Requirement — Transcribe every line exactly. Leave the pictures behind.

Data supplied —
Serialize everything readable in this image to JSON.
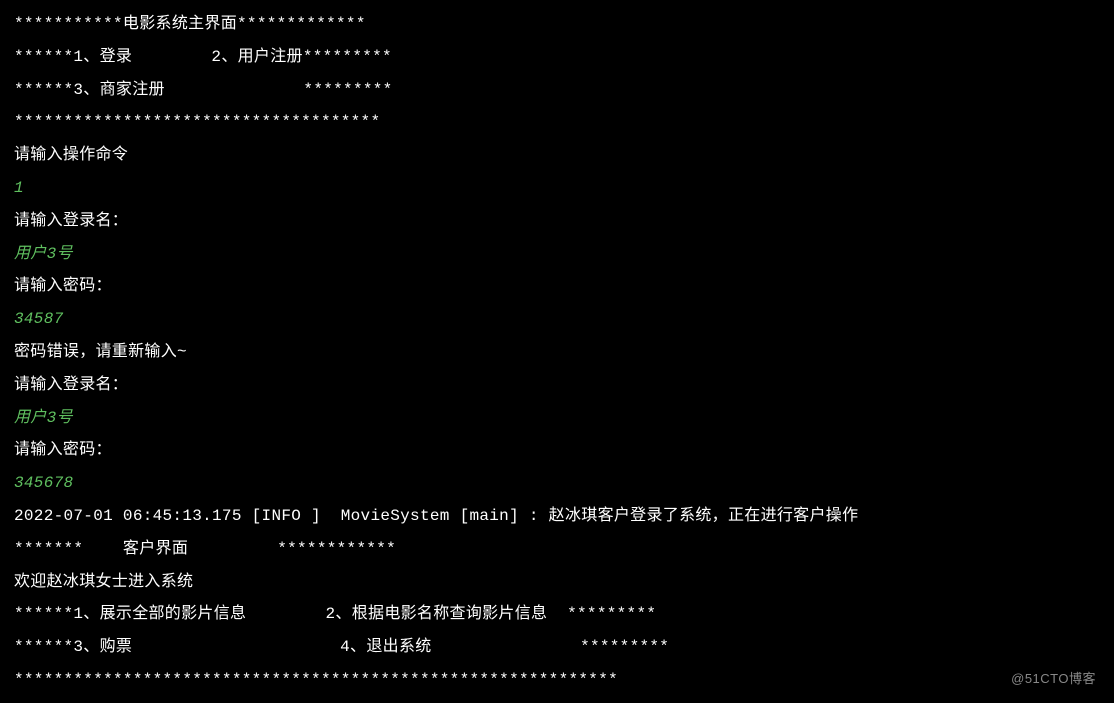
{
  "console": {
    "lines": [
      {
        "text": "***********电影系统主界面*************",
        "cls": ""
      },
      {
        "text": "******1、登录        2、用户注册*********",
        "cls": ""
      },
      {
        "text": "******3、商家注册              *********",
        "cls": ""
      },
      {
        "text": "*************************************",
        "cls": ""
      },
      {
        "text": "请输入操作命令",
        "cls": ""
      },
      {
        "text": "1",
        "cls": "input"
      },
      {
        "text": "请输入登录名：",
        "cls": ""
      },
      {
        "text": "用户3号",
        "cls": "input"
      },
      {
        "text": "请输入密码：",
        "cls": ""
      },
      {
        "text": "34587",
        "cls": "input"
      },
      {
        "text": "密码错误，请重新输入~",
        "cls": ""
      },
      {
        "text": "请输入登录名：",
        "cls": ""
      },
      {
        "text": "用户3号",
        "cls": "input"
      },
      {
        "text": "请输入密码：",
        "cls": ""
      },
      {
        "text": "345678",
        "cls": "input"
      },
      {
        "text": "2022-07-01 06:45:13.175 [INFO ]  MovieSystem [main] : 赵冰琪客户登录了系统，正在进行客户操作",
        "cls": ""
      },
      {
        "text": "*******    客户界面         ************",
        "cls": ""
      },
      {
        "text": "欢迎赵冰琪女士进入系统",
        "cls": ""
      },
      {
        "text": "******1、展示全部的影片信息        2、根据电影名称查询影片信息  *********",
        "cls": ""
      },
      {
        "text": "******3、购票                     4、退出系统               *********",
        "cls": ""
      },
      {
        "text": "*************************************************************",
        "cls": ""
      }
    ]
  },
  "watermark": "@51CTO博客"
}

Correct output —
Serialize everything readable in this image to JSON.
{
  "console": {
    "lines": [
      {
        "text": "***********电影系统主界面*************",
        "cls": ""
      },
      {
        "text": "******1、登录        2、用户注册*********",
        "cls": ""
      },
      {
        "text": "******3、商家注册              *********",
        "cls": ""
      },
      {
        "text": "*************************************",
        "cls": ""
      },
      {
        "text": "请输入操作命令",
        "cls": ""
      },
      {
        "text": "1",
        "cls": "input"
      },
      {
        "text": "请输入登录名：",
        "cls": ""
      },
      {
        "text": "用户3号",
        "cls": "input"
      },
      {
        "text": "请输入密码：",
        "cls": ""
      },
      {
        "text": "34587",
        "cls": "input"
      },
      {
        "text": "密码错误，请重新输入~",
        "cls": ""
      },
      {
        "text": "请输入登录名：",
        "cls": ""
      },
      {
        "text": "用户3号",
        "cls": "input"
      },
      {
        "text": "请输入密码：",
        "cls": ""
      },
      {
        "text": "345678",
        "cls": "input"
      },
      {
        "text": "2022-07-01 06:45:13.175 [INFO ]  MovieSystem [main] : 赵冰琪客户登录了系统，正在进行客户操作",
        "cls": ""
      },
      {
        "text": "*******    客户界面         ************",
        "cls": ""
      },
      {
        "text": "欢迎赵冰琪女士进入系统",
        "cls": ""
      },
      {
        "text": "******1、展示全部的影片信息        2、根据电影名称查询影片信息  *********",
        "cls": ""
      },
      {
        "text": "******3、购票                     4、退出系统               *********",
        "cls": ""
      },
      {
        "text": "*************************************************************",
        "cls": ""
      }
    ]
  },
  "watermark": "@51CTO博客"
}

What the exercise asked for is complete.